* Begin Supplied records *
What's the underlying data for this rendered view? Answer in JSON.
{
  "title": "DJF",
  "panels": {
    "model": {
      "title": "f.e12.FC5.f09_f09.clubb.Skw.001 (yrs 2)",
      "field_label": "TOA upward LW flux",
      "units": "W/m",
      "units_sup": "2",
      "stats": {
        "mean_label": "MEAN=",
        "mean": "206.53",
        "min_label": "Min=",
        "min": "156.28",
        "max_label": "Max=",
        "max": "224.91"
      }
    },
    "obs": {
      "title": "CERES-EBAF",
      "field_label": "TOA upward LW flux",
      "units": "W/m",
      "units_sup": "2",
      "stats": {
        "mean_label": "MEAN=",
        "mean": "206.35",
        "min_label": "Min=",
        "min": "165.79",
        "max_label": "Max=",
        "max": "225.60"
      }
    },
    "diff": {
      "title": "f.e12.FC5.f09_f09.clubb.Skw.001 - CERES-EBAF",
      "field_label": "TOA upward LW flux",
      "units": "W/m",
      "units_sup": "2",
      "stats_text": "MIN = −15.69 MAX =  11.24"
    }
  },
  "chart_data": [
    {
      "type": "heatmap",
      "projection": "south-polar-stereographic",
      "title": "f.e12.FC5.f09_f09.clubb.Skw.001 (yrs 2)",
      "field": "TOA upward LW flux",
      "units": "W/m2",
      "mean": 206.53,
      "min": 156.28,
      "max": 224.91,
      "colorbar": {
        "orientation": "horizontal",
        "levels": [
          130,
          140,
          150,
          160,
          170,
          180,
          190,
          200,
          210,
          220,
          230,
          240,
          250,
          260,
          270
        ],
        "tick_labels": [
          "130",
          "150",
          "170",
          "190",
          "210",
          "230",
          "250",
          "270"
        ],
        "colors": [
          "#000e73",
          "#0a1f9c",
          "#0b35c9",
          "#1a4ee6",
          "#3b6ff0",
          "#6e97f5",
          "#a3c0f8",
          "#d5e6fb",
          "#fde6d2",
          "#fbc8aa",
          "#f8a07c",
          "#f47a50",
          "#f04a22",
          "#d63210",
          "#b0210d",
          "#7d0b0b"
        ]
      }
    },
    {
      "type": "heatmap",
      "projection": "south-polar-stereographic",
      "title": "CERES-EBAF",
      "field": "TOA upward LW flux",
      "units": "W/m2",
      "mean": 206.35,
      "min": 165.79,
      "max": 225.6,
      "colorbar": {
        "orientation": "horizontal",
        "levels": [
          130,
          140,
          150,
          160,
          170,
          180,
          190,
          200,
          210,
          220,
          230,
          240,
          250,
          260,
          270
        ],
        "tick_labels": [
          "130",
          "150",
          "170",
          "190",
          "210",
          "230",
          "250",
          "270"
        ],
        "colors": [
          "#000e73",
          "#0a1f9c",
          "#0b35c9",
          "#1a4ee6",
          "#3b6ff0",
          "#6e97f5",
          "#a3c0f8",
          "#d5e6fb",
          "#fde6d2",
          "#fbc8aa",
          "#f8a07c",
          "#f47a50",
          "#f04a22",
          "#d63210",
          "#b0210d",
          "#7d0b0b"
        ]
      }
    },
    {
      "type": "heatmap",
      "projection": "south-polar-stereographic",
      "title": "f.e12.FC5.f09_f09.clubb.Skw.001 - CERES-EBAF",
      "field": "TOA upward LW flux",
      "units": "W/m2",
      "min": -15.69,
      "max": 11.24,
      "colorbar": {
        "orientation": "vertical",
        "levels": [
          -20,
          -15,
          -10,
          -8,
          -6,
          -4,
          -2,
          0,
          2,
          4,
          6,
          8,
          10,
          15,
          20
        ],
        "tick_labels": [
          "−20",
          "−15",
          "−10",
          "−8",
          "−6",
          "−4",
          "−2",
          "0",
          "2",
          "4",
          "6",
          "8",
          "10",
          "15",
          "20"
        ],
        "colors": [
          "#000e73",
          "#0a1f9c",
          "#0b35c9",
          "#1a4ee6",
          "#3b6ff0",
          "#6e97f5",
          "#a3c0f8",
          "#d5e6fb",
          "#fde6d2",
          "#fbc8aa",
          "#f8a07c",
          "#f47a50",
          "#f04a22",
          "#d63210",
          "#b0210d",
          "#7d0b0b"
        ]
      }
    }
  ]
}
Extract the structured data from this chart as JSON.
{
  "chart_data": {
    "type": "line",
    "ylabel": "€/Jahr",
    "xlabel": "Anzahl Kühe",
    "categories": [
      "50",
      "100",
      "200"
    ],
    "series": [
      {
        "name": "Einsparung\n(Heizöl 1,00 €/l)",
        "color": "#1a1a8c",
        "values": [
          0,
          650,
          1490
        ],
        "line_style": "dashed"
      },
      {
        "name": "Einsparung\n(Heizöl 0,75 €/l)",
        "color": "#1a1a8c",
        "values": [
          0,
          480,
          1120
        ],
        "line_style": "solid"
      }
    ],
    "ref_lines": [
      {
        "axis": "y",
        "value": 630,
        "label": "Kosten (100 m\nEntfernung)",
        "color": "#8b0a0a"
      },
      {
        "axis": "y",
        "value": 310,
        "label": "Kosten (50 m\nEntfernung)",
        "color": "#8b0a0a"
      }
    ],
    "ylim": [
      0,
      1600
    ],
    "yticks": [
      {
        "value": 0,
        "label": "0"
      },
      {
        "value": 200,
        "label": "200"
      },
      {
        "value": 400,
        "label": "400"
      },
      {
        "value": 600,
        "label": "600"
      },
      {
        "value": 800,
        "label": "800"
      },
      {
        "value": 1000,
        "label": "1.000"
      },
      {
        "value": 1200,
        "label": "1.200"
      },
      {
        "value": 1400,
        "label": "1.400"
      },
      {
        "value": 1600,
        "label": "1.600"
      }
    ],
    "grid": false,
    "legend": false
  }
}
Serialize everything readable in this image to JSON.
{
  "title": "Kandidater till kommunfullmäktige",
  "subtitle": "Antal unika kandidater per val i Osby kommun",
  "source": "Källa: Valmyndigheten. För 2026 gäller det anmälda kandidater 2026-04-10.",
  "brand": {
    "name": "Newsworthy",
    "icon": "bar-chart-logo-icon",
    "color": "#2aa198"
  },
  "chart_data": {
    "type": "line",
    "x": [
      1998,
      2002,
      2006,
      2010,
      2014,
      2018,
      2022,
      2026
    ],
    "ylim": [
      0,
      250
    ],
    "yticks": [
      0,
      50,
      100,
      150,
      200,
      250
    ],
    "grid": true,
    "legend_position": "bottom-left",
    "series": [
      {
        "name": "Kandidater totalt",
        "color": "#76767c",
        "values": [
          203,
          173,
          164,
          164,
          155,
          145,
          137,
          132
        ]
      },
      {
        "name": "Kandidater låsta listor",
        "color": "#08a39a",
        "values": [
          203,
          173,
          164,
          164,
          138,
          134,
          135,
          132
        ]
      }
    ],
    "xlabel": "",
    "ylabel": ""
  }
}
* End Supplied records *
Problem to work on:
Every entry should be output exactly as written, please.

Solved problem:
What's the underlying data for this rendered view? Answer in JSON.
{
  "title": "DJF",
  "panels": {
    "model": {
      "title": "f.e12.FC5.f09_f09.clubb.Skw.001 (yrs 2)",
      "field_label": "TOA upward LW flux",
      "units": "W/m",
      "units_sup": "2",
      "stats": {
        "mean_label": "MEAN=",
        "mean": "206.53",
        "min_label": "Min=",
        "min": "156.28",
        "max_label": "Max=",
        "max": "224.91"
      }
    },
    "obs": {
      "title": "CERES-EBAF",
      "field_label": "TOA upward LW flux",
      "units": "W/m",
      "units_sup": "2",
      "stats": {
        "mean_label": "MEAN=",
        "mean": "206.35",
        "min_label": "Min=",
        "min": "165.79",
        "max_label": "Max=",
        "max": "225.60"
      }
    },
    "diff": {
      "title": "f.e12.FC5.f09_f09.clubb.Skw.001 - CERES-EBAF",
      "field_label": "TOA upward LW flux",
      "units": "W/m",
      "units_sup": "2",
      "stats_text": "MIN = −15.69 MAX =  11.24"
    }
  },
  "chart_data": [
    {
      "type": "heatmap",
      "projection": "south-polar-stereographic",
      "title": "f.e12.FC5.f09_f09.clubb.Skw.001 (yrs 2)",
      "field": "TOA upward LW flux",
      "units": "W/m2",
      "mean": 206.53,
      "min": 156.28,
      "max": 224.91,
      "colorbar": {
        "orientation": "horizontal",
        "levels": [
          130,
          140,
          150,
          160,
          170,
          180,
          190,
          200,
          210,
          220,
          230,
          240,
          250,
          260,
          270
        ],
        "tick_labels": [
          "130",
          "150",
          "170",
          "190",
          "210",
          "230",
          "250",
          "270"
        ],
        "colors": [
          "#000e73",
          "#0a1f9c",
          "#0b35c9",
          "#1a4ee6",
          "#3b6ff0",
          "#6e97f5",
          "#a3c0f8",
          "#d5e6fb",
          "#fde6d2",
          "#fbc8aa",
          "#f8a07c",
          "#f47a50",
          "#f04a22",
          "#d63210",
          "#b0210d",
          "#7d0b0b"
        ]
      }
    },
    {
      "type": "heatmap",
      "projection": "south-polar-stereographic",
      "title": "CERES-EBAF",
      "field": "TOA upward LW flux",
      "units": "W/m2",
      "mean": 206.35,
      "min": 165.79,
      "max": 225.6,
      "colorbar": {
        "orientation": "horizontal",
        "levels": [
          130,
          140,
          150,
          160,
          170,
          180,
          190,
          200,
          210,
          220,
          230,
          240,
          250,
          260,
          270
        ],
        "tick_labels": [
          "130",
          "150",
          "170",
          "190",
          "210",
          "230",
          "250",
          "270"
        ],
        "colors": [
          "#000e73",
          "#0a1f9c",
          "#0b35c9",
          "#1a4ee6",
          "#3b6ff0",
          "#6e97f5",
          "#a3c0f8",
          "#d5e6fb",
          "#fde6d2",
          "#fbc8aa",
          "#f8a07c",
          "#f47a50",
          "#f04a22",
          "#d63210",
          "#b0210d",
          "#7d0b0b"
        ]
      }
    },
    {
      "type": "heatmap",
      "projection": "south-polar-stereographic",
      "title": "f.e12.FC5.f09_f09.clubb.Skw.001 - CERES-EBAF",
      "field": "TOA upward LW flux",
      "units": "W/m2",
      "min": -15.69,
      "max": 11.24,
      "colorbar": {
        "orientation": "vertical",
        "levels": [
          -20,
          -15,
          -10,
          -8,
          -6,
          -4,
          -2,
          0,
          2,
          4,
          6,
          8,
          10,
          15,
          20
        ],
        "tick_labels": [
          "−20",
          "−15",
          "−10",
          "−8",
          "−6",
          "−4",
          "−2",
          "0",
          "2",
          "4",
          "6",
          "8",
          "10",
          "15",
          "20"
        ],
        "colors": [
          "#000e73",
          "#0a1f9c",
          "#0b35c9",
          "#1a4ee6",
          "#3b6ff0",
          "#6e97f5",
          "#a3c0f8",
          "#d5e6fb",
          "#fde6d2",
          "#fbc8aa",
          "#f8a07c",
          "#f47a50",
          "#f04a22",
          "#d63210",
          "#b0210d",
          "#7d0b0b"
        ]
      }
    }
  ]
}
Extract the structured data from this chart as JSON.
{
  "chart_data": {
    "type": "line",
    "ylabel": "€/Jahr",
    "xlabel": "Anzahl Kühe",
    "categories": [
      "50",
      "100",
      "200"
    ],
    "series": [
      {
        "name": "Einsparung\n(Heizöl 1,00 €/l)",
        "color": "#1a1a8c",
        "values": [
          0,
          650,
          1490
        ],
        "line_style": "dashed"
      },
      {
        "name": "Einsparung\n(Heizöl 0,75 €/l)",
        "color": "#1a1a8c",
        "values": [
          0,
          480,
          1120
        ],
        "line_style": "solid"
      }
    ],
    "ref_lines": [
      {
        "axis": "y",
        "value": 630,
        "label": "Kosten (100 m\nEntfernung)",
        "color": "#8b0a0a"
      },
      {
        "axis": "y",
        "value": 310,
        "label": "Kosten (50 m\nEntfernung)",
        "color": "#8b0a0a"
      }
    ],
    "ylim": [
      0,
      1600
    ],
    "yticks": [
      {
        "value": 0,
        "label": "0"
      },
      {
        "value": 200,
        "label": "200"
      },
      {
        "value": 400,
        "label": "400"
      },
      {
        "value": 600,
        "label": "600"
      },
      {
        "value": 800,
        "label": "800"
      },
      {
        "value": 1000,
        "label": "1.000"
      },
      {
        "value": 1200,
        "label": "1.200"
      },
      {
        "value": 1400,
        "label": "1.400"
      },
      {
        "value": 1600,
        "label": "1.600"
      }
    ],
    "grid": false,
    "legend": false
  }
}
Serialize everything readable in this image to JSON.
{
  "title": "Kandidater till kommunfullmäktige",
  "subtitle": "Antal unika kandidater per val i Osby kommun",
  "source": "Källa: Valmyndigheten. För 2026 gäller det anmälda kandidater 2026-04-10.",
  "brand": {
    "name": "Newsworthy",
    "icon": "bar-chart-logo-icon",
    "color": "#2aa198"
  },
  "chart_data": {
    "type": "line",
    "x": [
      1998,
      2002,
      2006,
      2010,
      2014,
      2018,
      2022,
      2026
    ],
    "ylim": [
      0,
      250
    ],
    "yticks": [
      0,
      50,
      100,
      150,
      200,
      250
    ],
    "grid": true,
    "legend_position": "bottom-left",
    "series": [
      {
        "name": "Kandidater totalt",
        "color": "#76767c",
        "values": [
          203,
          173,
          164,
          164,
          155,
          145,
          137,
          132
        ]
      },
      {
        "name": "Kandidater låsta listor",
        "color": "#08a39a",
        "values": [
          203,
          173,
          164,
          164,
          138,
          134,
          135,
          132
        ]
      }
    ],
    "xlabel": "",
    "ylabel": ""
  }
}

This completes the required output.